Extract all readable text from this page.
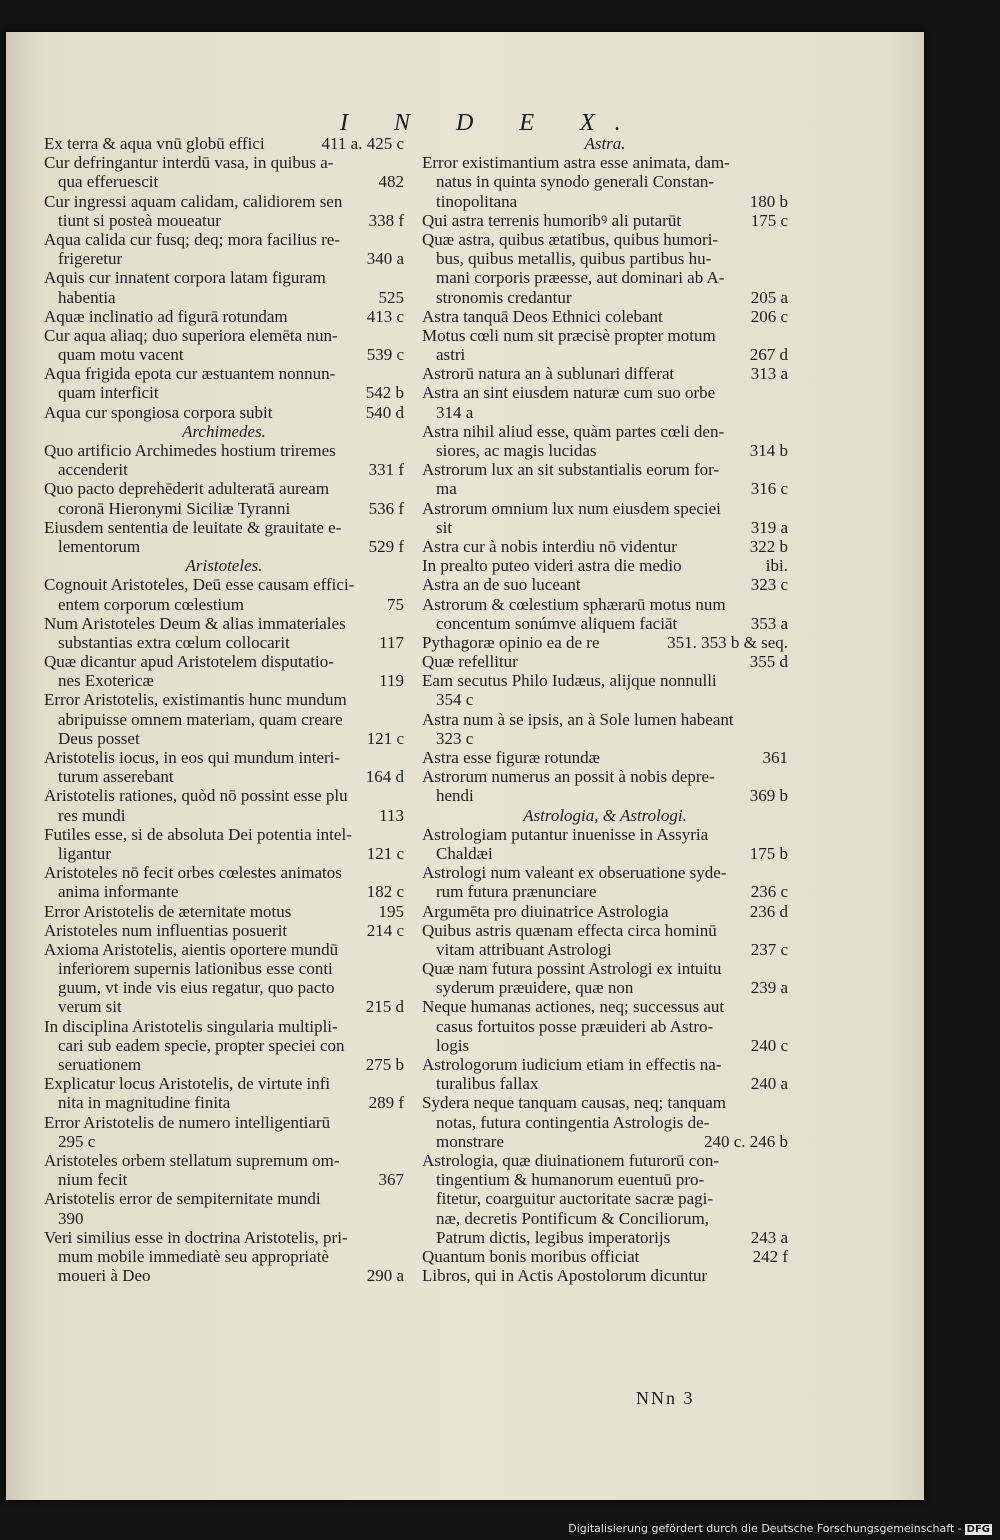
I N D E X.
Ex terra & aqua vnū globū effici	411 a. 425 c
Cur defringantur interdū vasa, in quibus a-
qua efferuescit	482
Cur ingressi aquam calidam, calidiorem sen
tiunt si posteà moueatur	338 f
Aqua calida cur fusq; deq; mora facilius re-
frigeretur	340 a
Aquis cur innatent corpora latam figuram
habentia	525
Aquæ inclinatio ad figurā rotundam	413 c
Cur aqua aliaq; duo superiora elemēta nun-
quam motu vacent	539 c
Aqua frigida epota cur æstuantem nonnun-
quam interficit	542 b
Aqua cur spongiosa corpora subit	540 d
Archimedes.
Quo artificio Archimedes hostium triremes
accenderit	331 f
Quo pacto deprehēderit adulteratā auream
coronā Hieronymi Siciliæ Tyranni	536 f
Eiusdem sententia de leuitate & grauitate e-
lementorum	529 f
Aristoteles.
Cognouit Aristoteles, Deū esse causam effici-
entem corporum cœlestium	75
Num Aristoteles Deum & alias immateriales
substantias extra cœlum collocarit	117
Quæ dicantur apud Aristotelem disputatio-
nes Exotericæ	119
Error Aristotelis, existimantis hunc mundum
abripuisse omnem materiam, quam creare
Deus posset	121 c
Aristotelis iocus, in eos qui mundum interi-
turum asserebant	164 d
Aristotelis rationes, quòd nō possint esse plu
res mundi	113
Futiles esse, si de absoluta Dei potentia intel-
ligantur	121 c
Aristoteles nō fecit orbes cœlestes animatos
anima informante	182 c
Error Aristotelis de æternitate motus	195
Aristoteles num influentias posuerit	214 c
Axioma Aristotelis, aientis oportere mundū
inferiorem supernis lationibus esse conti
guum, vt inde vis eius regatur, quo pacto
verum sit	215 d
In disciplina Aristotelis singularia multipli-
cari sub eadem specie, propter speciei con
seruationem	275 b
Explicatur locus Aristotelis, de virtute infi
nita in magnitudine finita	289 f
Error Aristotelis de numero intelligentiarū
295 c
Aristoteles orbem stellatum supremum om-
nium fecit	367
Aristotelis error de sempiternitate mundi
390
Veri similius esse in doctrina Aristotelis, pri-
mum mobile immediatè seu appropriatè
moueri à Deo	290 a
Astra.
Error existimantium astra esse animata, dam-
natus in quinta synodo generali Constan-
tinopolitana	180 b
Qui astra terrenis humoribꝰ ali putarūt	175 c
Quæ astra, quibus ætatibus, quibus humori-
bus, quibus metallis, quibus partibus hu-
mani corporis præesse, aut dominari ab A-
stronomis credantur	205 a
Astra tanquā Deos Ethnici colebant	206 c
Motus cœli num sit præcisè propter motum
astri	267 d
Astrorū natura an à sublunari differat	313 a
Astra an sint eiusdem naturæ cum suo orbe
314 a
Astra nihil aliud esse, quàm partes cœli den-
siores, ac magis lucidas	314 b
Astrorum lux an sit substantialis eorum for-
ma	316 c
Astrorum omnium lux num eiusdem speciei
sit	319 a
Astra cur à nobis interdiu nō videntur	322 b
In prealto puteo videri astra die medio	ibi.
Astra an de suo luceant	323 c
Astrorum & cœlestium sphærarū motus num
concentum sonúmve aliquem faciāt	353 a
Pythagoræ opinio ea de re	351. 353 b & seq.
Quæ refellitur	355 d
Eam secutus Philo Iudæus, alijque nonnulli
354 c
Astra num à se ipsis, an à Sole lumen habeant
323 c
Astra esse figuræ rotundæ	361
Astrorum numerus an possit à nobis depre-
hendi	369 b
Astrologia, & Astrologi.
Astrologiam putantur inuenisse in Assyria
Chaldæi	175 b
Astrologi num valeant ex obseruatione syde-
rum futura prænunciare	236 c
Argumēta pro diuinatrice Astrologia	236 d
Quibus astris quænam effecta circa hominū
vitam attribuant Astrologi	237 c
Quæ nam futura possint Astrologi ex intuitu
syderum præuidere, quæ non	239 a
Neque humanas actiones, neq; successus aut
casus fortuitos posse præuideri ab Astro-
logis	240 c
Astrologorum iudicium etiam in effectis na-
turalibus fallax	240 a
Sydera neque tanquam causas, neq; tanquam
notas, futura contingentia Astrologis de-
monstrare	240 c. 246 b
Astrologia, quæ diuinationem futurorū con-
tingentium & humanorum euentuū pro-
fitetur, coarguitur auctoritate sacræ pagi-
næ, decretis Pontificum & Conciliorum,
Patrum dictis, legibus imperatorijs	243 a
Quantum bonis moribus officiat	242 f
Libros, qui in Actis Apostolorum dicuntur
NNn 3
Digitalisierung gefördert durch die Deutsche Forschungsgemeinschaft - DFG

::::

Select from the material above each line in which the string "mundum" appears, and list those lines.

**FINISHED ANSWER**
Error Aristotelis, existimantis hunc mundum
Aristotelis iocus, in eos qui mundum interi-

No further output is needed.